▶ What to work on
Update the entries below so that every "sidebar-item-label" becomes "nav-item-label", with nothing else changed. Omit the pictures from your answer.

++++ Input ++++

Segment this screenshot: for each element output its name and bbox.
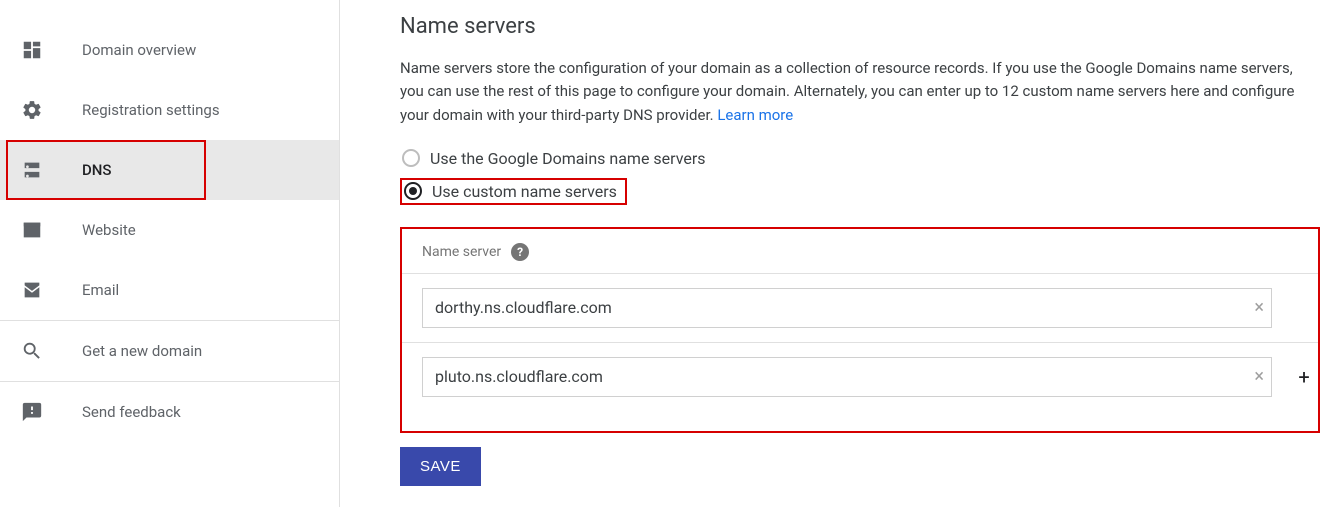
sidebar-item-dns[interactable]: DNS <box>0 140 339 200</box>
learn-more-link[interactable]: Learn more <box>717 106 793 124</box>
sidebar-item-registration-settings[interactable]: Registration settings <box>0 80 339 140</box>
sidebar-item-label: Registration settings <box>82 101 220 119</box>
radio-label: Use custom name servers <box>432 182 617 201</box>
sidebar-item-send-feedback[interactable]: Send feedback <box>0 382 339 442</box>
clear-icon[interactable]: × <box>1254 368 1264 386</box>
sidebar-item-email[interactable]: Email <box>0 260 339 320</box>
name-server-label: Name server <box>422 244 501 260</box>
name-server-input-2[interactable] <box>422 357 1272 397</box>
sidebar-item-label: Email <box>82 281 119 299</box>
radio-icon-checked <box>404 182 422 200</box>
clear-icon[interactable]: × <box>1254 299 1264 317</box>
gear-icon <box>20 98 44 122</box>
name-server-row: × <box>402 273 1318 342</box>
radio-label: Use the Google Domains name servers <box>430 149 706 168</box>
description: Name servers store the configuration of … <box>400 57 1303 127</box>
help-icon[interactable]: ? <box>511 243 529 261</box>
name-server-panel: Name server ? × × + <box>400 227 1320 433</box>
sidebar-item-label: Domain overview <box>82 41 196 59</box>
sidebar-item-label: DNS <box>82 161 112 179</box>
email-icon <box>20 278 44 302</box>
radio-use-custom-ns[interactable]: Use custom name servers <box>400 178 627 205</box>
sidebar-item-domain-overview[interactable]: Domain overview <box>0 20 339 80</box>
sidebar-item-label: Send feedback <box>82 403 181 421</box>
name-server-row: × + <box>402 342 1318 411</box>
name-server-header: Name server ? <box>402 243 1318 273</box>
radio-use-google-ns[interactable]: Use the Google Domains name servers <box>400 147 714 170</box>
sidebar-item-label: Get a new domain <box>82 342 202 360</box>
save-button[interactable]: SAVE <box>400 447 481 486</box>
sidebar-item-website[interactable]: Website <box>0 200 339 260</box>
sidebar-item-label: Website <box>82 221 136 239</box>
sidebar: Domain overview Registration settings DN… <box>0 0 340 507</box>
page-heading: Name servers <box>400 14 1303 39</box>
dashboard-icon <box>20 38 44 62</box>
feedback-icon <box>20 400 44 424</box>
radio-icon <box>402 149 420 167</box>
main-content: Name servers Name servers store the conf… <box>340 0 1333 507</box>
sidebar-item-get-new-domain[interactable]: Get a new domain <box>0 321 339 381</box>
website-icon <box>20 218 44 242</box>
add-name-server-button[interactable]: + <box>1292 365 1316 389</box>
name-server-input-1[interactable] <box>422 288 1272 328</box>
search-icon <box>20 339 44 363</box>
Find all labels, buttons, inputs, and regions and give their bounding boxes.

++++

▶ Task response
Segment this screenshot: for each element output its name and bbox.
sidebar-item-dns[interactable]: DNS <box>0 140 339 200</box>
learn-more-link[interactable]: Learn more <box>717 106 793 124</box>
sidebar-item-registration-settings[interactable]: Registration settings <box>0 80 339 140</box>
nav-item-label: Registration settings <box>82 101 220 119</box>
radio-label: Use custom name servers <box>432 182 617 201</box>
sidebar-item-send-feedback[interactable]: Send feedback <box>0 382 339 442</box>
clear-icon[interactable]: × <box>1254 368 1264 386</box>
sidebar-item-email[interactable]: Email <box>0 260 339 320</box>
name-server-label: Name server <box>422 244 501 260</box>
name-server-input-2[interactable] <box>422 357 1272 397</box>
nav-item-label: Email <box>82 281 119 299</box>
radio-icon-checked <box>404 182 422 200</box>
clear-icon[interactable]: × <box>1254 299 1264 317</box>
gear-icon <box>20 98 44 122</box>
name-server-row: × <box>402 273 1318 342</box>
radio-label: Use the Google Domains name servers <box>430 149 706 168</box>
description: Name servers store the configuration of … <box>400 57 1303 127</box>
help-icon[interactable]: ? <box>511 243 529 261</box>
name-server-panel: Name server ? × × + <box>400 227 1320 433</box>
nav-item-label: Domain overview <box>82 41 196 59</box>
nav-item-label: DNS <box>82 161 112 179</box>
email-icon <box>20 278 44 302</box>
radio-use-custom-ns[interactable]: Use custom name servers <box>400 178 627 205</box>
sidebar-item-domain-overview[interactable]: Domain overview <box>0 20 339 80</box>
nav-item-label: Send feedback <box>82 403 181 421</box>
name-server-row: × + <box>402 342 1318 411</box>
name-server-header: Name server ? <box>402 243 1318 273</box>
radio-use-google-ns[interactable]: Use the Google Domains name servers <box>400 147 714 170</box>
nav-item-label: Get a new domain <box>82 342 202 360</box>
save-button[interactable]: SAVE <box>400 447 481 486</box>
sidebar-item-website[interactable]: Website <box>0 200 339 260</box>
nav-item-label: Website <box>82 221 136 239</box>
sidebar: Domain overview Registration settings DN… <box>0 0 340 507</box>
page-heading: Name servers <box>400 14 1303 39</box>
dashboard-icon <box>20 38 44 62</box>
feedback-icon <box>20 400 44 424</box>
radio-icon <box>402 149 420 167</box>
main-content: Name servers Name servers store the conf… <box>340 0 1333 507</box>
sidebar-item-get-new-domain[interactable]: Get a new domain <box>0 321 339 381</box>
website-icon <box>20 218 44 242</box>
add-name-server-button[interactable]: + <box>1292 365 1316 389</box>
name-server-input-1[interactable] <box>422 288 1272 328</box>
search-icon <box>20 339 44 363</box>
Find all labels, buttons, inputs, and regions and give their bounding boxes.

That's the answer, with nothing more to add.